» **PROVIDED DATA**:

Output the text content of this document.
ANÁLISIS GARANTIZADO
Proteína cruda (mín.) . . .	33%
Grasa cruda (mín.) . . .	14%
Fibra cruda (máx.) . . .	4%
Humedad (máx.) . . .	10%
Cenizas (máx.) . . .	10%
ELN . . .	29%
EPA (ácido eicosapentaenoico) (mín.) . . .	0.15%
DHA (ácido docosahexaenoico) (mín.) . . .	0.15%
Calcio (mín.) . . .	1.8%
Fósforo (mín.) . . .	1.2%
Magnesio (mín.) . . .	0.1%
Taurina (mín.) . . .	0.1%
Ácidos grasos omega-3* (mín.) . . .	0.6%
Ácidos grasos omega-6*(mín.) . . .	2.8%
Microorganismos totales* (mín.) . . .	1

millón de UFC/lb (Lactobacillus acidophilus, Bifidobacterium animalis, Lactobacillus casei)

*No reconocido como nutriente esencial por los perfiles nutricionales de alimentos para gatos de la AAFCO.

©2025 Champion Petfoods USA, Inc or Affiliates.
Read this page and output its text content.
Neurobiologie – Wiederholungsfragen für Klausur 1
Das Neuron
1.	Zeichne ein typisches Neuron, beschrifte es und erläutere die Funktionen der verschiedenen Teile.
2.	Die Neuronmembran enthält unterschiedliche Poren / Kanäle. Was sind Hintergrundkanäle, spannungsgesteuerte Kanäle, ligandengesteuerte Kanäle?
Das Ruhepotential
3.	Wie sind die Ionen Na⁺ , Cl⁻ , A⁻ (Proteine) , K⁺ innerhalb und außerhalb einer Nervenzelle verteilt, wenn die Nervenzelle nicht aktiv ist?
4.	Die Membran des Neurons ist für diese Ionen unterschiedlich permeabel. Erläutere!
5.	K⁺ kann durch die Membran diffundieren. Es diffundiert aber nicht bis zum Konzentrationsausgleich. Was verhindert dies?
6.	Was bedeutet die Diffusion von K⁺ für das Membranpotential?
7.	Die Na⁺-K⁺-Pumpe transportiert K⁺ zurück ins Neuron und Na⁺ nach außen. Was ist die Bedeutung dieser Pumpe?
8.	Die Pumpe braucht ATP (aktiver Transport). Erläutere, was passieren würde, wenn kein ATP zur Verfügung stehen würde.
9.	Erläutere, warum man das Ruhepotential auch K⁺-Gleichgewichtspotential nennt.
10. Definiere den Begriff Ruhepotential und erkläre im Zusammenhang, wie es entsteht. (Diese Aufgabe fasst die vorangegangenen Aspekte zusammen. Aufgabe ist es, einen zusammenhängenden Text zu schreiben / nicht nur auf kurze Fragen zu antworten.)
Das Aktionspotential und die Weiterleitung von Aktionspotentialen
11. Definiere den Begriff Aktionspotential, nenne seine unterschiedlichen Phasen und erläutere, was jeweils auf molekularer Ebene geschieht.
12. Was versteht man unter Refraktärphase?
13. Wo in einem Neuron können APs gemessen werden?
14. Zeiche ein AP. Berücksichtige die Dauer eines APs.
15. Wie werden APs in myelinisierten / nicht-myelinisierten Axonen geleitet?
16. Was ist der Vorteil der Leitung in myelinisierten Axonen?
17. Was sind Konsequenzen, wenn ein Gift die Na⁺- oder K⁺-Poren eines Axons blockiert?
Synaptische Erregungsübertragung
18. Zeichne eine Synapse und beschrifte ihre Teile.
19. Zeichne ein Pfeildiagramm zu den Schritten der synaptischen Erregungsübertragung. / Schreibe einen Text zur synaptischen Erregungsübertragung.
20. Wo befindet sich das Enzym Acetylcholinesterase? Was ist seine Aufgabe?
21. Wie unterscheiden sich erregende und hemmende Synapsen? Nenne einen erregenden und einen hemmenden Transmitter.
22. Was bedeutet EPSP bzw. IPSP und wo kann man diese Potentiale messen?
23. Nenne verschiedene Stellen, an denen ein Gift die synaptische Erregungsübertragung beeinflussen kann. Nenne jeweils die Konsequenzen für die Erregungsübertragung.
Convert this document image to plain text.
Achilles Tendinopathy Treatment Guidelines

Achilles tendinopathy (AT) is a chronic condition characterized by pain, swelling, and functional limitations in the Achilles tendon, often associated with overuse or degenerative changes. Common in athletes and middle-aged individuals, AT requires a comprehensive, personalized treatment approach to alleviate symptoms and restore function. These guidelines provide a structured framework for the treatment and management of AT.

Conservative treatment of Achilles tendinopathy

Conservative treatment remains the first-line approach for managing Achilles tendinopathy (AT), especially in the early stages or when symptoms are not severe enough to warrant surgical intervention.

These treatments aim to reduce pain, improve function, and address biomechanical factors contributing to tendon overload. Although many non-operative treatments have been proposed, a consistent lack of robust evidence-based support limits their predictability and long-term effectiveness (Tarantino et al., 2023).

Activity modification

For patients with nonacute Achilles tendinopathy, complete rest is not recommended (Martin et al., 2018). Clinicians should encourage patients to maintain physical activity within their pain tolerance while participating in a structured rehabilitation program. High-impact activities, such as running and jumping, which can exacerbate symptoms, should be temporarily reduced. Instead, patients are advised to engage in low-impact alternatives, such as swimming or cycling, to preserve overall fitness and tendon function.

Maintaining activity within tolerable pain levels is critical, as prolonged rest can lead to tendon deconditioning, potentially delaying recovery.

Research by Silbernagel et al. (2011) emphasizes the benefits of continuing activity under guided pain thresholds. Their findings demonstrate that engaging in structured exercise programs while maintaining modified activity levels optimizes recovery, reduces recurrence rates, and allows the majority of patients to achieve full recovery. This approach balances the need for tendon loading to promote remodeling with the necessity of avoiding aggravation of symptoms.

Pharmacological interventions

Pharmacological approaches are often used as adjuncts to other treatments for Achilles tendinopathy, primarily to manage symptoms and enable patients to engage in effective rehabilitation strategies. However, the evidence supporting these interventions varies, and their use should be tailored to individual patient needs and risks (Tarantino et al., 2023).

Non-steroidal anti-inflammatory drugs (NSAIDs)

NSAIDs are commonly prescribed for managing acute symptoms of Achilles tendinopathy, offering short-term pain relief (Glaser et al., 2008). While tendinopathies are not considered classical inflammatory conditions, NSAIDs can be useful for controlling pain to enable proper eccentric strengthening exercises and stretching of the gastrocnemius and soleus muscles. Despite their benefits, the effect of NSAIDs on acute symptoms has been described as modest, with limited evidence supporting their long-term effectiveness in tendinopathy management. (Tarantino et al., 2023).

» **WHAT YOU NEED TO DO**: Could you return all lines from the data above that contain the string "Axonen"?

» **RESULT OF THE TASK**:
15. Wie werden APs in myelinisierten / nicht-myelinisierten Axonen geleitet?
16. Was ist der Vorteil der Leitung in myelinisierten Axonen?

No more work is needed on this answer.